* What to do: Would you set down every entry shown below, precisely as written?
* BEGIN Records for this task *
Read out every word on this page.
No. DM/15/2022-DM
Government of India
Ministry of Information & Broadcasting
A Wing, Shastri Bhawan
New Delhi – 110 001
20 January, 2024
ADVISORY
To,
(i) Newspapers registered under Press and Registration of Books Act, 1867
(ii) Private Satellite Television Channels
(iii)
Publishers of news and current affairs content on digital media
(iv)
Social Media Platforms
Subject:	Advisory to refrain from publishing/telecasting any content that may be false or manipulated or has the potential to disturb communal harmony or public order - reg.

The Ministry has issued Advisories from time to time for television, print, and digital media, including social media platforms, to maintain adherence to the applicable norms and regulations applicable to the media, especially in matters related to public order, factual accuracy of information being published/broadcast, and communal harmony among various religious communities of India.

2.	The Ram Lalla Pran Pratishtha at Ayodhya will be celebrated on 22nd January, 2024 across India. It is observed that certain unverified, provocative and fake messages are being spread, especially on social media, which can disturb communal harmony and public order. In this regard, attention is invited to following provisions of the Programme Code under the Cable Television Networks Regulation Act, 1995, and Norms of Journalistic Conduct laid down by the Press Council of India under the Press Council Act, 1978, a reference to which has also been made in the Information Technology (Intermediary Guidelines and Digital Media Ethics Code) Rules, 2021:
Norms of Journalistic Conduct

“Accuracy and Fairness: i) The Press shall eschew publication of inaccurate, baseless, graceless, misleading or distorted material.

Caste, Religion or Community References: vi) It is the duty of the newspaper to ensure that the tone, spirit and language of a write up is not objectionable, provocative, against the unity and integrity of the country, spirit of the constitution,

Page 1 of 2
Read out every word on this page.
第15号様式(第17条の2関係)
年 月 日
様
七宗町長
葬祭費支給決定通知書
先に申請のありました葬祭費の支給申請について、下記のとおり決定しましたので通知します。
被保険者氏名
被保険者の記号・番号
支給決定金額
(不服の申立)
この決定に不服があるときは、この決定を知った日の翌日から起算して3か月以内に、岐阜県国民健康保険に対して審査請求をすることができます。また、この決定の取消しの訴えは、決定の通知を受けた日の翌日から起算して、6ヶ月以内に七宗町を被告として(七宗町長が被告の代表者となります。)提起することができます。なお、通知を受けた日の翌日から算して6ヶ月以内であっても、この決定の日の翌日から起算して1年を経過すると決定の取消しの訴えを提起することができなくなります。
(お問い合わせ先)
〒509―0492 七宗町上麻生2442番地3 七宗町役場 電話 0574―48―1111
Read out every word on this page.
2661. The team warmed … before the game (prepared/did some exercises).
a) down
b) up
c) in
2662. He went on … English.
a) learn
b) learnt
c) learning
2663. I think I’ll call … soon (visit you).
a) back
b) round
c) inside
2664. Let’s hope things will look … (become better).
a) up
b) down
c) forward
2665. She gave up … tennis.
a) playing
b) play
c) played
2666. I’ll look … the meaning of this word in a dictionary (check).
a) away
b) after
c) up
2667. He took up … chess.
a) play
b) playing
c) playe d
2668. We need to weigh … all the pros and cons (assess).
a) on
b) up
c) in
* END Records for this task *
* Solution to the problem:
Read out every word on this page.
No. DM/15/2022-DM
Government of India
Ministry of Information & Broadcasting
A Wing, Shastri Bhawan
New Delhi – 110 001
20 January, 2024
ADVISORY
To,
(i) Newspapers registered under Press and Registration of Books Act, 1867
(ii) Private Satellite Television Channels
(iii)
Publishers of news and current affairs content on digital media
(iv)
Social Media Platforms
Subject:	Advisory to refrain from publishing/telecasting any content that may be false or manipulated or has the potential to disturb communal harmony or public order - reg.

The Ministry has issued Advisories from time to time for television, print, and digital media, including social media platforms, to maintain adherence to the applicable norms and regulations applicable to the media, especially in matters related to public order, factual accuracy of information being published/broadcast, and communal harmony among various religious communities of India.

2.	The Ram Lalla Pran Pratishtha at Ayodhya will be celebrated on 22nd January, 2024 across India. It is observed that certain unverified, provocative and fake messages are being spread, especially on social media, which can disturb communal harmony and public order. In this regard, attention is invited to following provisions of the Programme Code under the Cable Television Networks Regulation Act, 1995, and Norms of Journalistic Conduct laid down by the Press Council of India under the Press Council Act, 1978, a reference to which has also been made in the Information Technology (Intermediary Guidelines and Digital Media Ethics Code) Rules, 2021:
Norms of Journalistic Conduct

“Accuracy and Fairness: i) The Press shall eschew publication of inaccurate, baseless, graceless, misleading or distorted material.

Caste, Religion or Community References: vi) It is the duty of the newspaper to ensure that the tone, spirit and language of a write up is not objectionable, provocative, against the unity and integrity of the country, spirit of the constitution,

Page 1 of 2
Read out every word on this page.
第15号様式(第17条の2関係)
年 月 日
様
七宗町長
葬祭費支給決定通知書
先に申請のありました葬祭費の支給申請について、下記のとおり決定しましたので通知します。
被保険者氏名
被保険者の記号・番号
支給決定金額
(不服の申立)
この決定に不服があるときは、この決定を知った日の翌日から起算して3か月以内に、岐阜県国民健康保険に対して審査請求をすることができます。また、この決定の取消しの訴えは、決定の通知を受けた日の翌日から起算して、6ヶ月以内に七宗町を被告として(七宗町長が被告の代表者となります。)提起することができます。なお、通知を受けた日の翌日から算して6ヶ月以内であっても、この決定の日の翌日から起算して1年を経過すると決定の取消しの訴えを提起することができなくなります。
(お問い合わせ先)
〒509―0492 七宗町上麻生2442番地3 七宗町役場 電話 0574―48―1111
Read out every word on this page.
2661. The team warmed … before the game (prepared/did some exercises).
a) down
b) up
c) in
2662. He went on … English.
a) learn
b) learnt
c) learning
2663. I think I’ll call … soon (visit you).
a) back
b) round
c) inside
2664. Let’s hope things will look … (become better).
a) up
b) down
c) forward
2665. She gave up … tennis.
a) playing
b) play
c) played
2666. I’ll look … the meaning of this word in a dictionary (check).
a) away
b) after
c) up
2667. He took up … chess.
a) play
b) playing
c) playe d
2668. We need to weigh … all the pros and cons (assess).
a) on
b) up
c) in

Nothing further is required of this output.